Copy out each line of the data that holds the word "text".

-- Material --
(begin)

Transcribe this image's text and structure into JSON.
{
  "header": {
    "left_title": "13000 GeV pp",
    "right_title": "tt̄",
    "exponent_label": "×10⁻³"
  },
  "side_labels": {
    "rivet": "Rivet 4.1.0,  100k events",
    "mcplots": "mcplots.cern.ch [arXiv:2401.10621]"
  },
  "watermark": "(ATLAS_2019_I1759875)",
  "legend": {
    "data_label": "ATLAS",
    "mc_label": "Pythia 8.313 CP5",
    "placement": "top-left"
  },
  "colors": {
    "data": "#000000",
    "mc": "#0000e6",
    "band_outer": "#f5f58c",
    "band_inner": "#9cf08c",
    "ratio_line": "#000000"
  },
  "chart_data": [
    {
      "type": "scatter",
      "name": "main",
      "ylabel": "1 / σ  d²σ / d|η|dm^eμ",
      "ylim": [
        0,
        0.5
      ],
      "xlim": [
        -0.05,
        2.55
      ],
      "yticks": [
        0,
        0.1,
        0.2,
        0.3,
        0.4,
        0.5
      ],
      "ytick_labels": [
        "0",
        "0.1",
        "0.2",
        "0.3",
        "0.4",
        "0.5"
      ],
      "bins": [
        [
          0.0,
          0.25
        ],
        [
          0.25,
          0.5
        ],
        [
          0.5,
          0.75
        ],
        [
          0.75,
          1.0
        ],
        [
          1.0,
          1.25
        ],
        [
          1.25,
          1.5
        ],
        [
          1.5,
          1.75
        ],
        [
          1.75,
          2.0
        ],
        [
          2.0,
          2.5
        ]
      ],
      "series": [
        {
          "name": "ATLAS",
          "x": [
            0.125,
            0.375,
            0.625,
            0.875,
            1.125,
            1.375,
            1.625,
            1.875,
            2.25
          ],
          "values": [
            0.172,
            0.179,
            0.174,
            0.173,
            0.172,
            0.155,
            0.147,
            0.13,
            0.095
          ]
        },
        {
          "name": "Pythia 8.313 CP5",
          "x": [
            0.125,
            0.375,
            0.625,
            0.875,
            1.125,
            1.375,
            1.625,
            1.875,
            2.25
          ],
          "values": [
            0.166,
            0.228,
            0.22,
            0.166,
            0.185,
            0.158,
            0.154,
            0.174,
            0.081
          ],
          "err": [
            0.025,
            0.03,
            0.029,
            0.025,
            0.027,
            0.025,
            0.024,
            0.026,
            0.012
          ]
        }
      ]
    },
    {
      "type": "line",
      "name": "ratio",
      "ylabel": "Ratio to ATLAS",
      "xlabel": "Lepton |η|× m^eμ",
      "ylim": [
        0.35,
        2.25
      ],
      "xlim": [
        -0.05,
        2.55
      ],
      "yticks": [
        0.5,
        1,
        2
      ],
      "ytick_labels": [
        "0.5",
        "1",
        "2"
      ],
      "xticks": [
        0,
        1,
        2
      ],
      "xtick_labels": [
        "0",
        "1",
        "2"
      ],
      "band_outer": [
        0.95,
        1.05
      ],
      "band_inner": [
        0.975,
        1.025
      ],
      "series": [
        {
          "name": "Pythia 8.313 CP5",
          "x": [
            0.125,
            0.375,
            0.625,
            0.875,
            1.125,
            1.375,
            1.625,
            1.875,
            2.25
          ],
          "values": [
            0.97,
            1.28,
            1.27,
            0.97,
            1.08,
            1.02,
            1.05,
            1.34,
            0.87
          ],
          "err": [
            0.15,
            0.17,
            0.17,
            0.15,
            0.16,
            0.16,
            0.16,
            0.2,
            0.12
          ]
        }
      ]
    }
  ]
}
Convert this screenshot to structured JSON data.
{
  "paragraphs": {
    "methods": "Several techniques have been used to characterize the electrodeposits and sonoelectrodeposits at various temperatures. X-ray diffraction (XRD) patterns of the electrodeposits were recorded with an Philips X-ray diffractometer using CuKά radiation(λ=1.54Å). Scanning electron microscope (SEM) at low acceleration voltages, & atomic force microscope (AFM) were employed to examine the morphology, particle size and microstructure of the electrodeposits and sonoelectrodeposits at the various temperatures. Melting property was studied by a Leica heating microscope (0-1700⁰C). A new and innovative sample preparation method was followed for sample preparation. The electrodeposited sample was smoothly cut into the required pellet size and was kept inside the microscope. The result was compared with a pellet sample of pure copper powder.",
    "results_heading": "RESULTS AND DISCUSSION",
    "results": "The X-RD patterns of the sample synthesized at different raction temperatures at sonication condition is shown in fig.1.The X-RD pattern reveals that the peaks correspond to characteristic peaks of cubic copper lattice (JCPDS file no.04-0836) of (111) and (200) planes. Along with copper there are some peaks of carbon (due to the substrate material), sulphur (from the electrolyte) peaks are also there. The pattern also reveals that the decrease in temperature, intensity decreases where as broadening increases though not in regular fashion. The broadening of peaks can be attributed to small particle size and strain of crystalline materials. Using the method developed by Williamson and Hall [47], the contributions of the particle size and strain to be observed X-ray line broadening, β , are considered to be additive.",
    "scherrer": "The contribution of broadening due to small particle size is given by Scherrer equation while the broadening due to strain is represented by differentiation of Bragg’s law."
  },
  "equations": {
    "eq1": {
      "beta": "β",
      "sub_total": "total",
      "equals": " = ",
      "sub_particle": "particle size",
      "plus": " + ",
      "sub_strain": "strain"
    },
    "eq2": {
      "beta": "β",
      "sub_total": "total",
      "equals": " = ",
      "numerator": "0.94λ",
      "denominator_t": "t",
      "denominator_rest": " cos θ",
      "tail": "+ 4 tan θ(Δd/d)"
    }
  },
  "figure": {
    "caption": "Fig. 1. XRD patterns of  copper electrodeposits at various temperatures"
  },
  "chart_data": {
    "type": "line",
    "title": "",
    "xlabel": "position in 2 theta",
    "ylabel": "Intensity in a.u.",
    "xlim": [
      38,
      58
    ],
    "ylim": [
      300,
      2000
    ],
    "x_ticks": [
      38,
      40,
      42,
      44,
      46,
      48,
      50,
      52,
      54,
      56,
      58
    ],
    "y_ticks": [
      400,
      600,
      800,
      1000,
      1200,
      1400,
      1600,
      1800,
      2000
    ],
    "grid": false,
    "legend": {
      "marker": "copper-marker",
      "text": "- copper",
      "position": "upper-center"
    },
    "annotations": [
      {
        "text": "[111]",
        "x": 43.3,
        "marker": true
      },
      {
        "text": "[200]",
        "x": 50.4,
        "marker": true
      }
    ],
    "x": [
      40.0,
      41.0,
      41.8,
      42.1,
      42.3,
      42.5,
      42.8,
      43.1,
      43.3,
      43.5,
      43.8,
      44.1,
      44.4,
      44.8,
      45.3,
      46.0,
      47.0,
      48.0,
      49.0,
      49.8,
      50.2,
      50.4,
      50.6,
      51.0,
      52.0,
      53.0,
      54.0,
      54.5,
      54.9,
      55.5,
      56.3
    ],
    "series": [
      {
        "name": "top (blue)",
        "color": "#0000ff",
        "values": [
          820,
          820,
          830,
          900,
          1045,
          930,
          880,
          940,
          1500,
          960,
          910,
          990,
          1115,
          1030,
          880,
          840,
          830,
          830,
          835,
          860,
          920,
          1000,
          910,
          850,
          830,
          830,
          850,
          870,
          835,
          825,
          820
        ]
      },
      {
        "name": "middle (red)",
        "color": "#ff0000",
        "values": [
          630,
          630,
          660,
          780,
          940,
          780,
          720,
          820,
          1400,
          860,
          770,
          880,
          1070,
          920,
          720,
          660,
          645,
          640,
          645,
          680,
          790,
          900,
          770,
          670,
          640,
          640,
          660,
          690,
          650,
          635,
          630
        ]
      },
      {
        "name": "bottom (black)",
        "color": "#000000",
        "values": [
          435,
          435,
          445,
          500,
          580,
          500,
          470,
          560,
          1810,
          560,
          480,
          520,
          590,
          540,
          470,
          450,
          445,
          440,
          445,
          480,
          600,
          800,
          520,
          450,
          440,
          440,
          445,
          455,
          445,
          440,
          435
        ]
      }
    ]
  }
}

(end)

-- Exercise result --
Transcribe this image's text and structure into JSON.
      "text": "- copper",
        "text": "[111]",
        "text": "[200]",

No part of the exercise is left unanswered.